◆ **Exercise goal**:
Reproduce each line from the records that holds "Series".

◆ **Supplied material**:
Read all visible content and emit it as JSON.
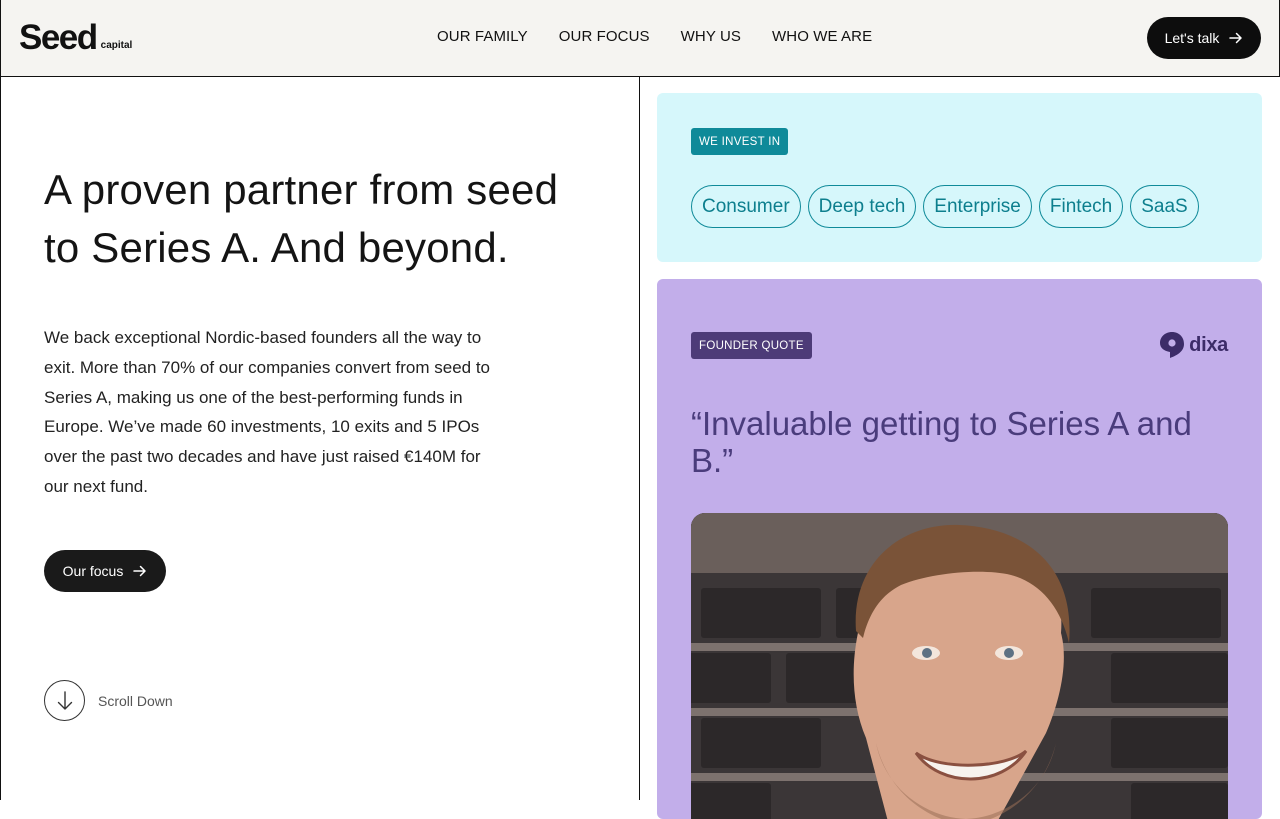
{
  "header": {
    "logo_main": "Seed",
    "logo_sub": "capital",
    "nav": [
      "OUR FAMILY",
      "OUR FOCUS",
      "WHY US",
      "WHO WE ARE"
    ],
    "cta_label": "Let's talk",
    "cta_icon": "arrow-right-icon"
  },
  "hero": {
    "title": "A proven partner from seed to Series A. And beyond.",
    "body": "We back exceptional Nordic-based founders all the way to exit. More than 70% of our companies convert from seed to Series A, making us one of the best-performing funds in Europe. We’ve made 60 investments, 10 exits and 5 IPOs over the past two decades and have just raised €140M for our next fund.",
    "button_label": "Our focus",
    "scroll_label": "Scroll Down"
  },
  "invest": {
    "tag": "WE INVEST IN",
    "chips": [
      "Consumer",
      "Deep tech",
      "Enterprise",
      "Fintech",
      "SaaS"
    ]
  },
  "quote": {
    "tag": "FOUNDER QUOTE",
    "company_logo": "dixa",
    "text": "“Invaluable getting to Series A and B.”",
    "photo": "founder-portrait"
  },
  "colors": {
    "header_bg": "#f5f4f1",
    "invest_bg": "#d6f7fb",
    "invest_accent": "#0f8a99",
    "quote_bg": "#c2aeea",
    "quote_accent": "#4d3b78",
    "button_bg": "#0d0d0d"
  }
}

◆ **The solution**:
    "title": "A proven partner from seed to Series A. And beyond.",
    "body": "We back exceptional Nordic-based founders all the way to exit. More than 70% of our companies convert from seed to Series A, making us one of the best-performing funds in Europe. We’ve made 60 investments, 10 exits and 5 IPOs over the past two decades and have just raised €140M for our next fund.",
    "text": "“Invaluable getting to Series A and B.”",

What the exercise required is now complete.